What the task asks: Leave out the images and repeat the listing below without a single change.

— begin Recorded information —

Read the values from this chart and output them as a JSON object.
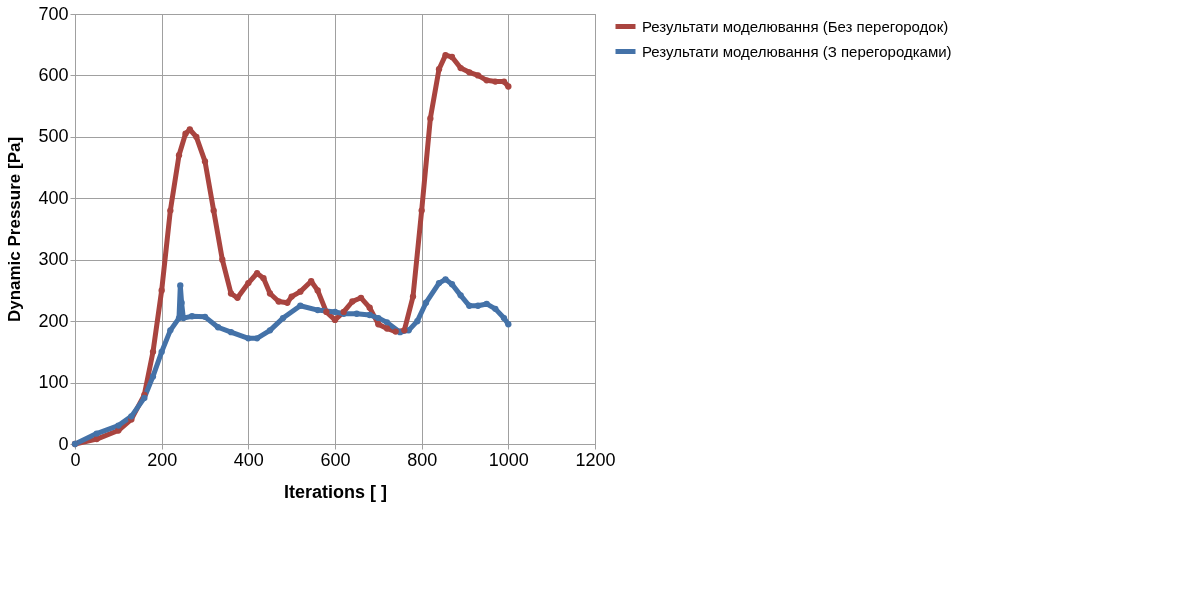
{
  "chart_data": {
    "type": "line",
    "xlabel": "Iterations [ ]",
    "ylabel": "Dynamic Pressure [Pa]",
    "xlim": [
      0,
      1200
    ],
    "xticks": [
      0,
      200,
      400,
      600,
      800,
      1000,
      1200
    ],
    "ylim": [
      0,
      700
    ],
    "yticks": [
      0,
      100,
      200,
      300,
      400,
      500,
      600,
      700
    ],
    "grid": true,
    "legend": "right",
    "marker": "circle",
    "line_style": "solid",
    "series": [
      {
        "name": "Результати моделювання (Без перегородок)",
        "color": "#a9443f",
        "x": [
          0,
          50,
          100,
          130,
          160,
          180,
          200,
          220,
          240,
          255,
          265,
          280,
          300,
          320,
          340,
          360,
          375,
          400,
          420,
          435,
          450,
          470,
          490,
          500,
          520,
          545,
          560,
          580,
          600,
          620,
          640,
          660,
          680,
          700,
          720,
          740,
          760,
          780,
          800,
          820,
          840,
          855,
          870,
          890,
          910,
          930,
          950,
          970,
          990,
          1000
        ],
        "values": [
          0,
          8,
          22,
          40,
          80,
          150,
          250,
          380,
          470,
          505,
          512,
          500,
          460,
          380,
          300,
          245,
          238,
          262,
          278,
          270,
          245,
          232,
          230,
          240,
          248,
          265,
          250,
          215,
          202,
          215,
          232,
          238,
          222,
          195,
          188,
          183,
          185,
          240,
          380,
          530,
          610,
          633,
          630,
          612,
          605,
          600,
          592,
          590,
          590,
          582
        ]
      },
      {
        "name": "Результати моделювання (З перегородками)",
        "color": "#4472a8",
        "x": [
          0,
          50,
          100,
          130,
          160,
          180,
          200,
          220,
          240,
          243,
          246,
          250,
          270,
          300,
          330,
          360,
          400,
          420,
          450,
          480,
          520,
          560,
          600,
          620,
          650,
          680,
          700,
          720,
          750,
          770,
          790,
          810,
          840,
          855,
          870,
          890,
          910,
          930,
          950,
          970,
          990,
          1000
        ],
        "values": [
          0,
          17,
          30,
          45,
          75,
          110,
          150,
          185,
          205,
          258,
          230,
          205,
          208,
          207,
          190,
          182,
          172,
          172,
          185,
          205,
          225,
          218,
          215,
          212,
          212,
          210,
          205,
          198,
          182,
          185,
          200,
          230,
          262,
          268,
          260,
          242,
          225,
          225,
          228,
          220,
          205,
          195
        ]
      }
    ]
  }
}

— end Recorded information —

Result of the exercise:
Read the values from this chart and output them as a JSON object.
{
  "chart_data": {
    "type": "line",
    "xlabel": "Iterations [ ]",
    "ylabel": "Dynamic Pressure [Pa]",
    "xlim": [
      0,
      1200
    ],
    "xticks": [
      0,
      200,
      400,
      600,
      800,
      1000,
      1200
    ],
    "ylim": [
      0,
      700
    ],
    "yticks": [
      0,
      100,
      200,
      300,
      400,
      500,
      600,
      700
    ],
    "grid": true,
    "legend": "right",
    "marker": "circle",
    "line_style": "solid",
    "series": [
      {
        "name": "Результати моделювання (Без перегородок)",
        "color": "#a9443f",
        "x": [
          0,
          50,
          100,
          130,
          160,
          180,
          200,
          220,
          240,
          255,
          265,
          280,
          300,
          320,
          340,
          360,
          375,
          400,
          420,
          435,
          450,
          470,
          490,
          500,
          520,
          545,
          560,
          580,
          600,
          620,
          640,
          660,
          680,
          700,
          720,
          740,
          760,
          780,
          800,
          820,
          840,
          855,
          870,
          890,
          910,
          930,
          950,
          970,
          990,
          1000
        ],
        "values": [
          0,
          8,
          22,
          40,
          80,
          150,
          250,
          380,
          470,
          505,
          512,
          500,
          460,
          380,
          300,
          245,
          238,
          262,
          278,
          270,
          245,
          232,
          230,
          240,
          248,
          265,
          250,
          215,
          202,
          215,
          232,
          238,
          222,
          195,
          188,
          183,
          185,
          240,
          380,
          530,
          610,
          633,
          630,
          612,
          605,
          600,
          592,
          590,
          590,
          582
        ]
      },
      {
        "name": "Результати моделювання (З перегородками)",
        "color": "#4472a8",
        "x": [
          0,
          50,
          100,
          130,
          160,
          180,
          200,
          220,
          240,
          243,
          246,
          250,
          270,
          300,
          330,
          360,
          400,
          420,
          450,
          480,
          520,
          560,
          600,
          620,
          650,
          680,
          700,
          720,
          750,
          770,
          790,
          810,
          840,
          855,
          870,
          890,
          910,
          930,
          950,
          970,
          990,
          1000
        ],
        "values": [
          0,
          17,
          30,
          45,
          75,
          110,
          150,
          185,
          205,
          258,
          230,
          205,
          208,
          207,
          190,
          182,
          172,
          172,
          185,
          205,
          225,
          218,
          215,
          212,
          212,
          210,
          205,
          198,
          182,
          185,
          200,
          230,
          262,
          268,
          260,
          242,
          225,
          225,
          228,
          220,
          205,
          195
        ]
      }
    ]
  }
}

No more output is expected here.